Material to process:
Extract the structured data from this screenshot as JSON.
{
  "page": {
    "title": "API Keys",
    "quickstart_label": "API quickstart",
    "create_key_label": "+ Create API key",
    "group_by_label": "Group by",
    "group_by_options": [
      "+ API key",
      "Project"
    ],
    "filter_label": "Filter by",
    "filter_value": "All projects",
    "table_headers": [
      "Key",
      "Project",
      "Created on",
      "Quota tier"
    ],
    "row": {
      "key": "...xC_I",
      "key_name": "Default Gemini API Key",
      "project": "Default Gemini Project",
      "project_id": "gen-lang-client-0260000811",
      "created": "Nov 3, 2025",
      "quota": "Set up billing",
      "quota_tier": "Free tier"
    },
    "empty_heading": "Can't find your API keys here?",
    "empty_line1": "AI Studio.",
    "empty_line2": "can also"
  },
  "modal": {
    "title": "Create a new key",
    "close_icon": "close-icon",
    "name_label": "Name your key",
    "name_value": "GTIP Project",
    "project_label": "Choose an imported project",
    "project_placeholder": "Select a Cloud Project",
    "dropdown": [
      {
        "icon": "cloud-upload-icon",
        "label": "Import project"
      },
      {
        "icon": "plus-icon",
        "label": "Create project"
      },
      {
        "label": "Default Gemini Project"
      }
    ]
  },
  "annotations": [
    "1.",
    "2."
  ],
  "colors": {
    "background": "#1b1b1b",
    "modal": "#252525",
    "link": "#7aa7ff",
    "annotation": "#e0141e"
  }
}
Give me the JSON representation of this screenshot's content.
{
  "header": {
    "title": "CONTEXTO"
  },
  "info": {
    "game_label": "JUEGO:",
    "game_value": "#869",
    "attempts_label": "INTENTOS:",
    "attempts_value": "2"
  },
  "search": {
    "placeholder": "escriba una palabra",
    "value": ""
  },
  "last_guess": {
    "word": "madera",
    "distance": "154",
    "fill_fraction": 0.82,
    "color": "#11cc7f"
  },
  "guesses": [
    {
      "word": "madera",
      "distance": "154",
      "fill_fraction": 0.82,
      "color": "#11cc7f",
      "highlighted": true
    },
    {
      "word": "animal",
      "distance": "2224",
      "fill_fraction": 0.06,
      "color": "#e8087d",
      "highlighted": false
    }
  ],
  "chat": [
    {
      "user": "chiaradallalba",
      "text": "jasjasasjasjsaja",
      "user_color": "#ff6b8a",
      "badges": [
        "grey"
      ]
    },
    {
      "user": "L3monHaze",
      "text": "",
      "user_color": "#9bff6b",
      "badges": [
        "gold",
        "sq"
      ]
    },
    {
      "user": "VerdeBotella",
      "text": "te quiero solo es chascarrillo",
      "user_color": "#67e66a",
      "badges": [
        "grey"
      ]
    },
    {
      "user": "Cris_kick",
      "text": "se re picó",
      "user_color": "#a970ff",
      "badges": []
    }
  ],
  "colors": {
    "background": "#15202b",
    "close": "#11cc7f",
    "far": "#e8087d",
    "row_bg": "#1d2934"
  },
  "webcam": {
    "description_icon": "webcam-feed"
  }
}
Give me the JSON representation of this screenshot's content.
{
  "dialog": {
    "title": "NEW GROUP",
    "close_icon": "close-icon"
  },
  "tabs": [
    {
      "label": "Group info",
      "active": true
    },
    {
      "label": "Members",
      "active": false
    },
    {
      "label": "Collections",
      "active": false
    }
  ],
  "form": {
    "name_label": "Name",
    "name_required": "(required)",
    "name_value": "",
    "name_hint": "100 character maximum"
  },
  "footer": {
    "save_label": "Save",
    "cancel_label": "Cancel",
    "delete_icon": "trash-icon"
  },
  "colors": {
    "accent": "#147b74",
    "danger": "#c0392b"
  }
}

Goal of the exercise:
State how many lines above contain the string "highlighted", with no other words.

Response for this exercise:
2